- [THE PROBLEM]: Look for "core" in each line of the entries, and return the matching lines.

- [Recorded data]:

************

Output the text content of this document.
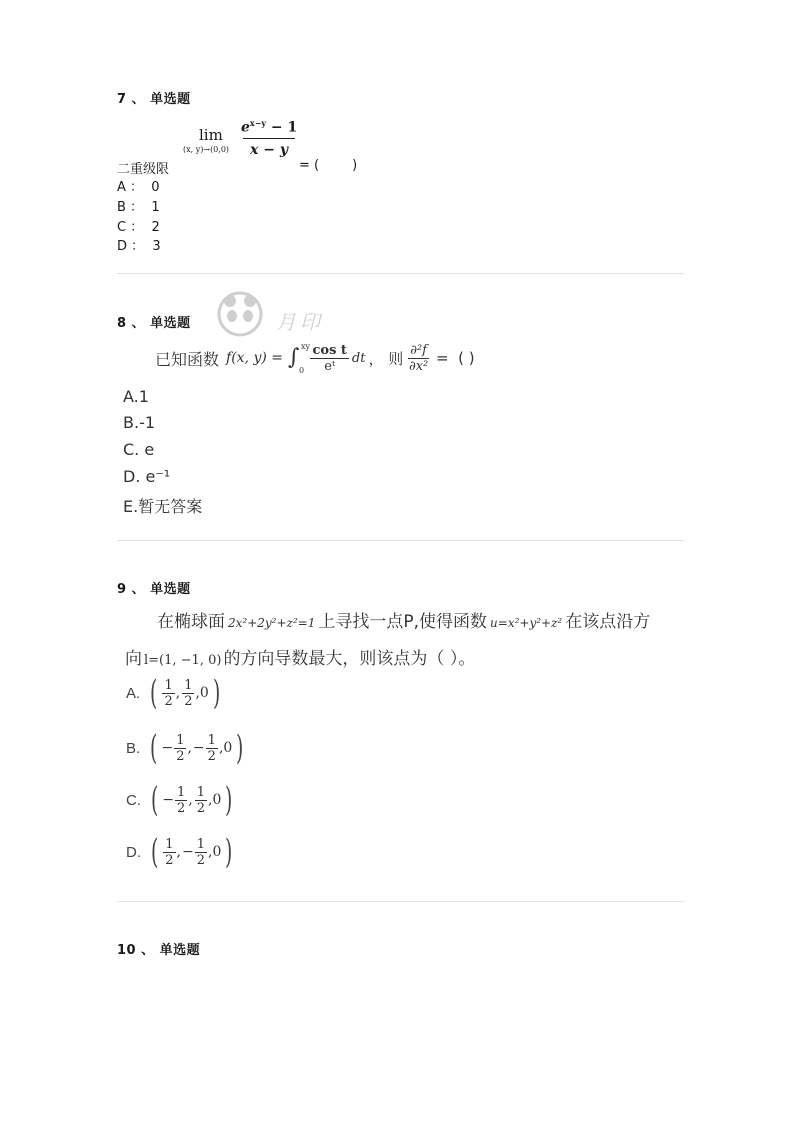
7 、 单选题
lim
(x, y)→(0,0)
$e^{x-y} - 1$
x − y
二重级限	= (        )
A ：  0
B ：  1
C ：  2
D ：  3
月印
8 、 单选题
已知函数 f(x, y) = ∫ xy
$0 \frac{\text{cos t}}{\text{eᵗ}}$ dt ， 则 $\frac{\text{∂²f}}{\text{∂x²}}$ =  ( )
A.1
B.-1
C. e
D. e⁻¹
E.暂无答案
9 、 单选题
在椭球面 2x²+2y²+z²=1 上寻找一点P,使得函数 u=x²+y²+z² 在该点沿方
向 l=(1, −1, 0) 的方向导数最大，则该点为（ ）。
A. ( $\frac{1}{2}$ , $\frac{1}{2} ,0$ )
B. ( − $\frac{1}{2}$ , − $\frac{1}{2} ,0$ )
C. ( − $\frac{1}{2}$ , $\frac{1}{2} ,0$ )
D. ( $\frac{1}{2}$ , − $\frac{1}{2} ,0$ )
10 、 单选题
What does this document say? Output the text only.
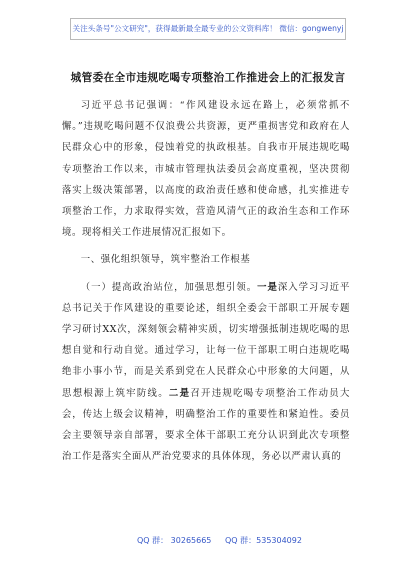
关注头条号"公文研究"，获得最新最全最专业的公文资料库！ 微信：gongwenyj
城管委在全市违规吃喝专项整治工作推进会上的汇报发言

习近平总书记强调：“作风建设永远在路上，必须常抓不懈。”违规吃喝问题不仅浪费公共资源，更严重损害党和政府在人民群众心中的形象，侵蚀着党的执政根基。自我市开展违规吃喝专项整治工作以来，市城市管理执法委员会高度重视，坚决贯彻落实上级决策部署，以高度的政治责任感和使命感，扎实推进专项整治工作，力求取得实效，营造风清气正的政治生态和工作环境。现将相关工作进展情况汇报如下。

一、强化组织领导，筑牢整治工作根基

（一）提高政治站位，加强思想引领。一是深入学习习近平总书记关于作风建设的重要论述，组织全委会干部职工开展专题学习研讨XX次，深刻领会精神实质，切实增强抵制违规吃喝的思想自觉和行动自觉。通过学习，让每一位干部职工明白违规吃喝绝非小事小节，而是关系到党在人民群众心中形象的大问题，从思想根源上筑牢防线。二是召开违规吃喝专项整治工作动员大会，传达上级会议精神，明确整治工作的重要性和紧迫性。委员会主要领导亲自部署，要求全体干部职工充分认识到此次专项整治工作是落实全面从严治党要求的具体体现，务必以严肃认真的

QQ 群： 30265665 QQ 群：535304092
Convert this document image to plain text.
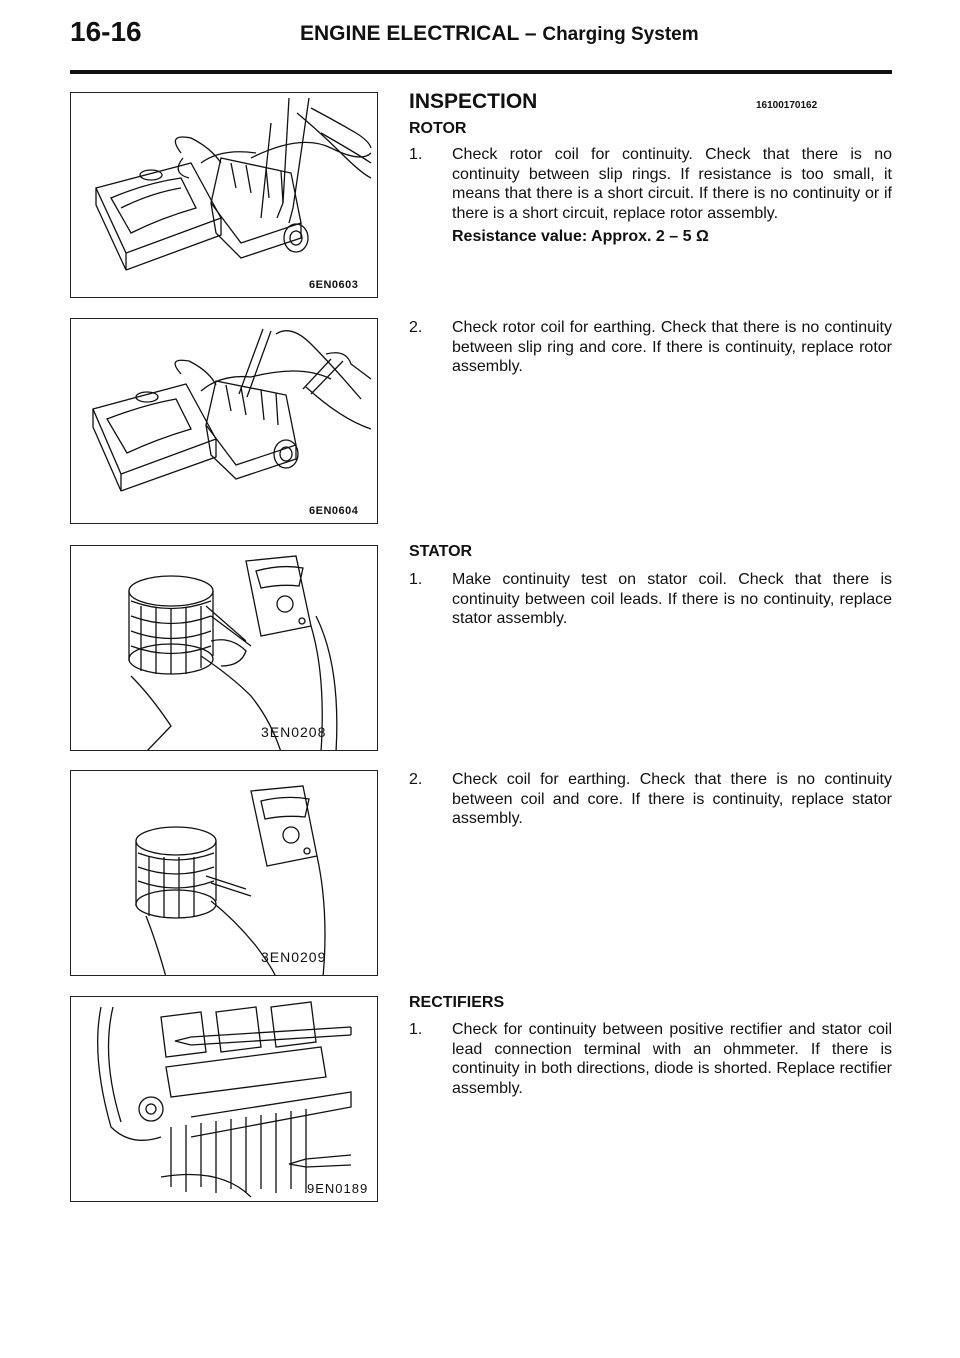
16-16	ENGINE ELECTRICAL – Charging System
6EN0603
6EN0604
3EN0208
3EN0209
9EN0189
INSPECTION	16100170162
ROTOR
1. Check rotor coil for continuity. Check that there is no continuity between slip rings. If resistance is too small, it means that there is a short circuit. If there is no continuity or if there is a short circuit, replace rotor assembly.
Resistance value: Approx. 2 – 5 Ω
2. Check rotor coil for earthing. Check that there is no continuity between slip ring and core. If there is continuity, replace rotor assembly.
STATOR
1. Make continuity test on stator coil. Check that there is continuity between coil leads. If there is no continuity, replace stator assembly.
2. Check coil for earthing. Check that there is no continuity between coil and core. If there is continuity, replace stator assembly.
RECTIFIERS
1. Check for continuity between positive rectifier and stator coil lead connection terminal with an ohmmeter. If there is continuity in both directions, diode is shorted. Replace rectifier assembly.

************

- [ANSWER TO THE PROBLEM]:
2. Check rotor coil for earthing. Check that there is no continuity between slip ring and core. If there is continuity, replace rotor assembly.
2. Check coil for earthing. Check that there is no continuity between coil and core. If there is continuity, replace stator assembly.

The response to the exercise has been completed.